Part of a data file:

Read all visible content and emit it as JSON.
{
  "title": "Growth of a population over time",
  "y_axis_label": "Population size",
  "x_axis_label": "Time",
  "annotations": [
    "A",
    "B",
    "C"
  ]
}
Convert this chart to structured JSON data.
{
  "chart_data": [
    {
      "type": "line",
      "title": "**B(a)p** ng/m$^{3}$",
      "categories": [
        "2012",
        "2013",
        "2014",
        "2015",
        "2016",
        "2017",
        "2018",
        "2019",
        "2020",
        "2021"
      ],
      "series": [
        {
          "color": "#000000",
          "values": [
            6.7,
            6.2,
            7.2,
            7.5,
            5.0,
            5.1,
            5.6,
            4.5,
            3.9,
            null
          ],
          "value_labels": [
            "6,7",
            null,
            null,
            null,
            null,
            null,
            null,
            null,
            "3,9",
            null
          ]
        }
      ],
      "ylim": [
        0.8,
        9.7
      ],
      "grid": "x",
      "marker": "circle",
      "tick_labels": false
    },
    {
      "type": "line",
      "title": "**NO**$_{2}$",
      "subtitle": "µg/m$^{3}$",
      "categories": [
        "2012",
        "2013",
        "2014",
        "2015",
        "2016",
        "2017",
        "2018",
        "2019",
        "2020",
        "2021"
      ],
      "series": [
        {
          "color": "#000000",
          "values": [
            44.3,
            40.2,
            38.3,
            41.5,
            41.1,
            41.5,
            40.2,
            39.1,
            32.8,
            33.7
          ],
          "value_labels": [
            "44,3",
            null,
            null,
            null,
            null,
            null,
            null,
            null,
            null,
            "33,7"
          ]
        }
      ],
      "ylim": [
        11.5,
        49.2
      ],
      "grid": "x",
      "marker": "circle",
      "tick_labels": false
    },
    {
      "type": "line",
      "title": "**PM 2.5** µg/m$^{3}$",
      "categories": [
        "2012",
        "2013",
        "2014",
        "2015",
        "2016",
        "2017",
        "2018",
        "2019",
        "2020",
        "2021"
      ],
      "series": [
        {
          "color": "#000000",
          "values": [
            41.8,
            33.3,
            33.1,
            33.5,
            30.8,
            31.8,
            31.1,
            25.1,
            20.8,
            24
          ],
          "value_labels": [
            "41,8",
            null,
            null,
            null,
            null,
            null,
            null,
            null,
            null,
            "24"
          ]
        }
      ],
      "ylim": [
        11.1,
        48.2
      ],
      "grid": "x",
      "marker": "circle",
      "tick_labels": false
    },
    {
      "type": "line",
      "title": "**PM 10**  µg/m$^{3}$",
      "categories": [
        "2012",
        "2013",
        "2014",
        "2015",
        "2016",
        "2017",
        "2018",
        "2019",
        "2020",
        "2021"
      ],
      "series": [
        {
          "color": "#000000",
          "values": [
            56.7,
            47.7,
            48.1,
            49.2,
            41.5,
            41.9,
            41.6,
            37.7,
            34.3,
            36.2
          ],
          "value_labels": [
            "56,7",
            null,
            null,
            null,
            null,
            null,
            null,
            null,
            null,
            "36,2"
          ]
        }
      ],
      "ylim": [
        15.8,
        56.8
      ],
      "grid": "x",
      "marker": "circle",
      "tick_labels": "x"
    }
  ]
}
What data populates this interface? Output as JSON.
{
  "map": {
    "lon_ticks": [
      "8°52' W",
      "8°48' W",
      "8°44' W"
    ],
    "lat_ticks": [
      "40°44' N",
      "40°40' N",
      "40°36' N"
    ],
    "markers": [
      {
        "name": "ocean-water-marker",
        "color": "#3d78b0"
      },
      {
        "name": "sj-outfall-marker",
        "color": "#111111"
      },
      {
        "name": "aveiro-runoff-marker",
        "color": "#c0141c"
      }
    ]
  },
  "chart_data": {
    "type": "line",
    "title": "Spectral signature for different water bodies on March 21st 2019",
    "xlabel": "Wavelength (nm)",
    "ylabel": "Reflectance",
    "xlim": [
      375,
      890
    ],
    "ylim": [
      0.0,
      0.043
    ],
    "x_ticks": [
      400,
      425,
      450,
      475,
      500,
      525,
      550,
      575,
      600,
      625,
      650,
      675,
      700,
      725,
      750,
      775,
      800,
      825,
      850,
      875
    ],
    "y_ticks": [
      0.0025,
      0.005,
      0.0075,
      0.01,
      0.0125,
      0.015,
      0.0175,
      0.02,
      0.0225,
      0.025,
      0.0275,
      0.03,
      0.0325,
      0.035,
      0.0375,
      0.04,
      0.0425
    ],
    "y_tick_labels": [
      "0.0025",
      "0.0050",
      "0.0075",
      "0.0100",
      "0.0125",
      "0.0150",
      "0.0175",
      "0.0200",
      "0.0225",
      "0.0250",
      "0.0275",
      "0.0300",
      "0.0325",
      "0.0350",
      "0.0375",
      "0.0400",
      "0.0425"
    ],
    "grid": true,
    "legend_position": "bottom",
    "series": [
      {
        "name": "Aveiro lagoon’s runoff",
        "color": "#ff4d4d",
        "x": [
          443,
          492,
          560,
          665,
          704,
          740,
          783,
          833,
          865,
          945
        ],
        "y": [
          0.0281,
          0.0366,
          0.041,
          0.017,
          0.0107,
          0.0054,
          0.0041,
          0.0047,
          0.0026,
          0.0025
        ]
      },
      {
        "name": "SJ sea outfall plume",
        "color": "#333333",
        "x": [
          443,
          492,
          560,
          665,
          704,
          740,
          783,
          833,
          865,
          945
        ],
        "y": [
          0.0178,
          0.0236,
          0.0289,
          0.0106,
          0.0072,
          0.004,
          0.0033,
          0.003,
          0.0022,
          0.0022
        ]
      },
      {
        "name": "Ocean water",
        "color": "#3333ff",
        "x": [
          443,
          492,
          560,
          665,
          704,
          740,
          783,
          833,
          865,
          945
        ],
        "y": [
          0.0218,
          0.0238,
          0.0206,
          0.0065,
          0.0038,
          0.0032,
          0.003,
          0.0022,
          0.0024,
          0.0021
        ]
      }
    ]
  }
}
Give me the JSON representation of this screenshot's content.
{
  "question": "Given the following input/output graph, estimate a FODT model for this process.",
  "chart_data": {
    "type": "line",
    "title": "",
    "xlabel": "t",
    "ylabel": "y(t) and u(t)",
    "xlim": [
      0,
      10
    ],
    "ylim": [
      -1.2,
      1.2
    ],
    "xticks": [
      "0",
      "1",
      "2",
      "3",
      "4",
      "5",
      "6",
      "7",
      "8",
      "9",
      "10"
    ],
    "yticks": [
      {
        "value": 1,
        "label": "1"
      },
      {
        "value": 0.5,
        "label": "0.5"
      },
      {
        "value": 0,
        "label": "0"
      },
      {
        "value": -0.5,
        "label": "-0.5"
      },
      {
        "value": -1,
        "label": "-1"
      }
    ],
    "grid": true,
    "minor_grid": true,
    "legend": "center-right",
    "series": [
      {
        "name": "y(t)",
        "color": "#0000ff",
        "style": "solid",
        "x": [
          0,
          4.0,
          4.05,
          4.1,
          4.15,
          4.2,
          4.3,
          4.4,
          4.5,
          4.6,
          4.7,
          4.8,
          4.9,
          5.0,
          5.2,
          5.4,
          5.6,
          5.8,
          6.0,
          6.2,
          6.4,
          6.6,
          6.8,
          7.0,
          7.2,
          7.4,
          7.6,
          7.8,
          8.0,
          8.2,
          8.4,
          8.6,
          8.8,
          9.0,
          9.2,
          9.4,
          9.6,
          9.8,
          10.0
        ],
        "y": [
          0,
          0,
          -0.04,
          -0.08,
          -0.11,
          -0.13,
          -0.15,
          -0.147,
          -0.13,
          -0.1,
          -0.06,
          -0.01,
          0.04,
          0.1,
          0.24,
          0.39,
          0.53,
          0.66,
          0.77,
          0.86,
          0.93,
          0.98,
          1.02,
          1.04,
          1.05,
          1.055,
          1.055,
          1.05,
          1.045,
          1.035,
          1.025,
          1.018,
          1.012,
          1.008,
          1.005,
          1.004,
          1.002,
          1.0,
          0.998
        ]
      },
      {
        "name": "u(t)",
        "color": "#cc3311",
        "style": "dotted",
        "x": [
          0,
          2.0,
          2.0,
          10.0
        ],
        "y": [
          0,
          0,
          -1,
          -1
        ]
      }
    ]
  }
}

# OBJECTIVE:
Find the word "color" in the entries above and gather every line that holds it.

# TASK RESPONSE:
          "color": "#000000",
          "color": "#000000",
          "color": "#000000",
          "color": "#000000",
        "color": "#3d78b0"
        "color": "#111111"
        "color": "#c0141c"
        "color": "#ff4d4d",
        "color": "#333333",
        "color": "#3333ff",
        "color": "#0000ff",
        "color": "#cc3311",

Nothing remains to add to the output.